* Figure data in JSON:

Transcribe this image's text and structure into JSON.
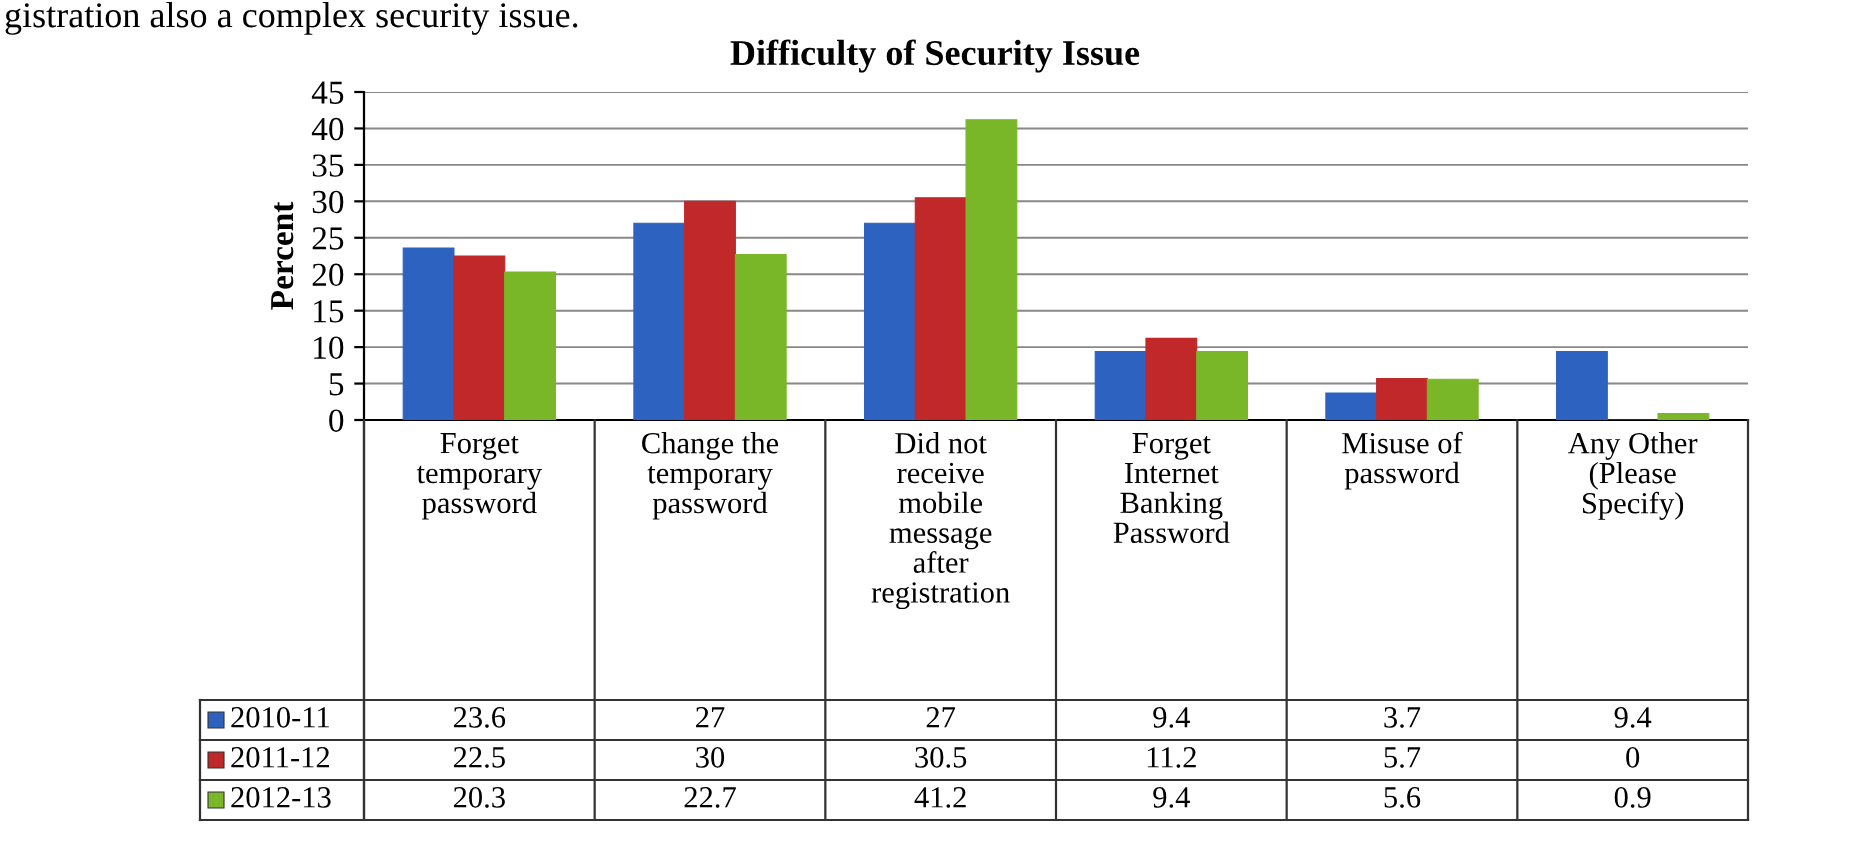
{
  "chart_data": {
    "type": "bar",
    "title": "Difficulty of Security Issue",
    "ylabel": "Percent",
    "annotations": [
      "gistration also a complex security issue."
    ],
    "categories": [
      "Forget\ntemporary\npassword",
      "Change the\ntemporary\npassword",
      "Did not\nreceive\nmobile\nmessage\nafter\nregistration",
      "Forget\nInternet\nBanking\nPassword",
      "Misuse of\npassword",
      "Any Other\n(Please\nSpecify)"
    ],
    "series": [
      {
        "name": "2010-11",
        "color": "#2e62c0",
        "values": [
          23.6,
          27,
          27,
          9.4,
          3.7,
          9.4
        ]
      },
      {
        "name": "2011-12",
        "color": "#c0282a",
        "values": [
          22.5,
          30,
          30.5,
          11.2,
          5.7,
          0
        ]
      },
      {
        "name": "2012-13",
        "color": "#7ab728",
        "values": [
          20.3,
          22.7,
          41.2,
          9.4,
          5.6,
          0.9
        ]
      }
    ],
    "ylim": [
      0,
      45
    ],
    "yticks": [
      0,
      5,
      10,
      15,
      20,
      25,
      30,
      35,
      40,
      45
    ],
    "grid": "y",
    "legend": "bottom left",
    "data_labels": true
  }
}
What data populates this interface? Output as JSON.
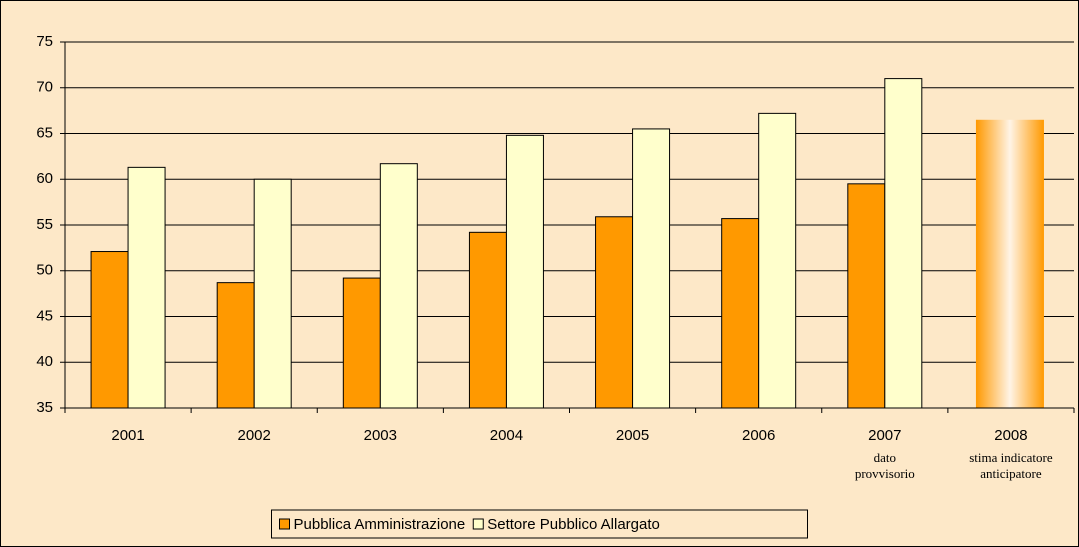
{
  "chart_data": {
    "type": "bar",
    "categories": [
      "2001",
      "2002",
      "2003",
      "2004",
      "2005",
      "2006",
      "2007",
      "2008"
    ],
    "category_notes": [
      null,
      null,
      null,
      null,
      null,
      null,
      "dato provvisorio",
      "stima indicatore anticipatore"
    ],
    "series": [
      {
        "name": "Pubblica Amministrazione",
        "color": "#ff9900",
        "values": [
          52.1,
          48.7,
          49.2,
          54.2,
          55.9,
          55.7,
          59.5,
          66.5
        ]
      },
      {
        "name": "Settore Pubblico Allargato",
        "color": "#ffffcc",
        "values": [
          61.3,
          60.0,
          61.7,
          64.8,
          65.5,
          67.2,
          71.0,
          null
        ]
      }
    ],
    "highlight_index": 7,
    "ylim": [
      35,
      75
    ],
    "yticks": [
      35,
      40,
      45,
      50,
      55,
      60,
      65,
      70,
      75
    ],
    "grid": true,
    "legend": "bottom"
  }
}
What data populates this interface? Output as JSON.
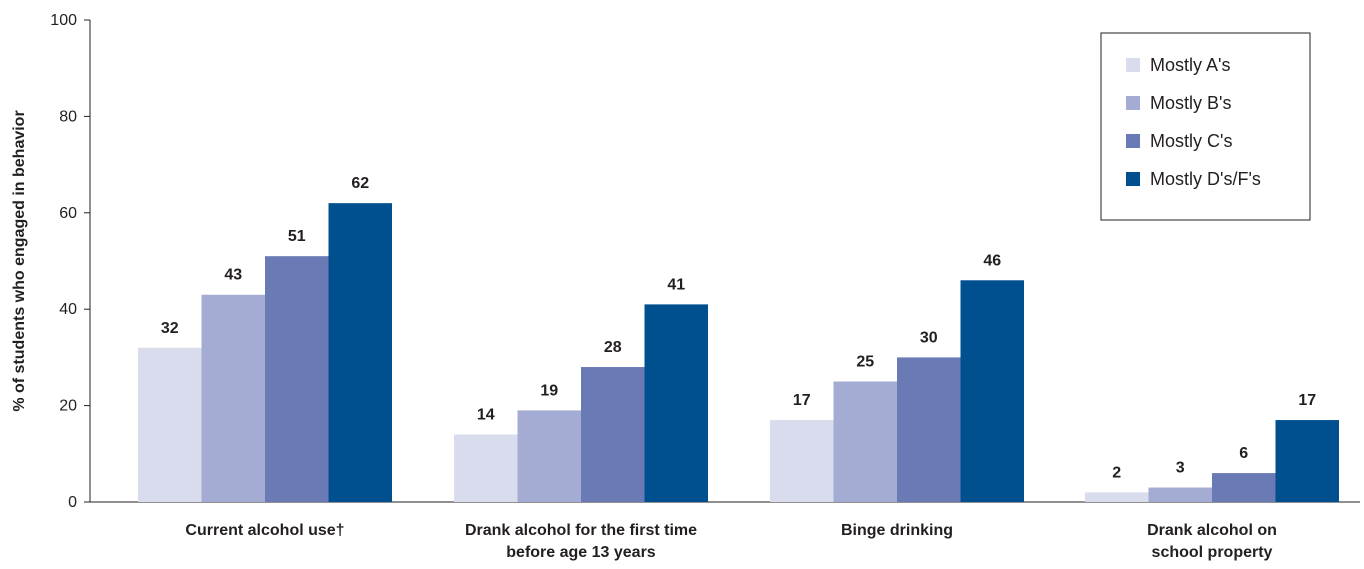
{
  "chart_data": {
    "type": "bar",
    "ylabel": "% of students who engaged in behavior",
    "ylim": [
      0,
      100
    ],
    "yticks": [
      "0",
      "20",
      "40",
      "60",
      "80",
      "100"
    ],
    "categories": [
      [
        "Current alcohol use†"
      ],
      [
        "Drank alcohol for the first time",
        "before age 13 years"
      ],
      [
        "Binge drinking"
      ],
      [
        "Drank alcohol on",
        "school property"
      ]
    ],
    "series": [
      {
        "name": "Mostly A's",
        "color": "#d9dcec",
        "values": [
          32,
          14,
          17,
          2
        ]
      },
      {
        "name": "Mostly B's",
        "color": "#a5acd3",
        "values": [
          43,
          19,
          25,
          3
        ]
      },
      {
        "name": "Mostly C's",
        "color": "#6a7ab5",
        "values": [
          51,
          28,
          30,
          6
        ]
      },
      {
        "name": "Mostly D's/F's",
        "color": "#00508f",
        "values": [
          62,
          41,
          46,
          17
        ]
      }
    ],
    "legend_position": "top-right",
    "grid": false
  }
}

* What the task asks: Images must not appear in the copy; reproduce everything else in the records verbatim.

* Solution:
Transcribe this image's text and structure into JSON.
{
  "chart_data": {
    "type": "bar",
    "title": "Difficulty of Security Issue",
    "ylabel": "Percent",
    "annotations": [
      "gistration also a complex security issue."
    ],
    "categories": [
      "Forget\ntemporary\npassword",
      "Change the\ntemporary\npassword",
      "Did not\nreceive\nmobile\nmessage\nafter\nregistration",
      "Forget\nInternet\nBanking\nPassword",
      "Misuse of\npassword",
      "Any Other\n(Please\nSpecify)"
    ],
    "series": [
      {
        "name": "2010-11",
        "color": "#2e62c0",
        "values": [
          23.6,
          27,
          27,
          9.4,
          3.7,
          9.4
        ]
      },
      {
        "name": "2011-12",
        "color": "#c0282a",
        "values": [
          22.5,
          30,
          30.5,
          11.2,
          5.7,
          0
        ]
      },
      {
        "name": "2012-13",
        "color": "#7ab728",
        "values": [
          20.3,
          22.7,
          41.2,
          9.4,
          5.6,
          0.9
        ]
      }
    ],
    "ylim": [
      0,
      45
    ],
    "yticks": [
      0,
      5,
      10,
      15,
      20,
      25,
      30,
      35,
      40,
      45
    ],
    "grid": "y",
    "legend": "bottom left",
    "data_labels": true
  }
}
What data populates this interface? Output as JSON.
{
  "chart_data": {
    "type": "bar",
    "categories": [
      "2001",
      "2002",
      "2003",
      "2004",
      "2005",
      "2006",
      "2007",
      "2008"
    ],
    "category_notes": [
      null,
      null,
      null,
      null,
      null,
      null,
      "dato provvisorio",
      "stima indicatore anticipatore"
    ],
    "series": [
      {
        "name": "Pubblica Amministrazione",
        "color": "#ff9900",
        "values": [
          52.1,
          48.7,
          49.2,
          54.2,
          55.9,
          55.7,
          59.5,
          66.5
        ]
      },
      {
        "name": "Settore Pubblico Allargato",
        "color": "#ffffcc",
        "values": [
          61.3,
          60.0,
          61.7,
          64.8,
          65.5,
          67.2,
          71.0,
          null
        ]
      }
    ],
    "highlight_index": 7,
    "ylim": [
      35,
      75
    ],
    "yticks": [
      35,
      40,
      45,
      50,
      55,
      60,
      65,
      70,
      75
    ],
    "grid": true,
    "legend": "bottom"
  }
}
What data populates this interface? Output as JSON.
{
  "chart_data": {
    "type": "bar",
    "ylabel": "% of students who engaged in behavior",
    "ylim": [
      0,
      100
    ],
    "yticks": [
      "0",
      "20",
      "40",
      "60",
      "80",
      "100"
    ],
    "categories": [
      [
        "Current alcohol use†"
      ],
      [
        "Drank alcohol for the first time",
        "before age 13 years"
      ],
      [
        "Binge drinking"
      ],
      [
        "Drank alcohol on",
        "school property"
      ]
    ],
    "series": [
      {
        "name": "Mostly A's",
        "color": "#d9dcec",
        "values": [
          32,
          14,
          17,
          2
        ]
      },
      {
        "name": "Mostly B's",
        "color": "#a5acd3",
        "values": [
          43,
          19,
          25,
          3
        ]
      },
      {
        "name": "Mostly C's",
        "color": "#6a7ab5",
        "values": [
          51,
          28,
          30,
          6
        ]
      },
      {
        "name": "Mostly D's/F's",
        "color": "#00508f",
        "values": [
          62,
          41,
          46,
          17
        ]
      }
    ],
    "legend_position": "top-right",
    "grid": false
  }
}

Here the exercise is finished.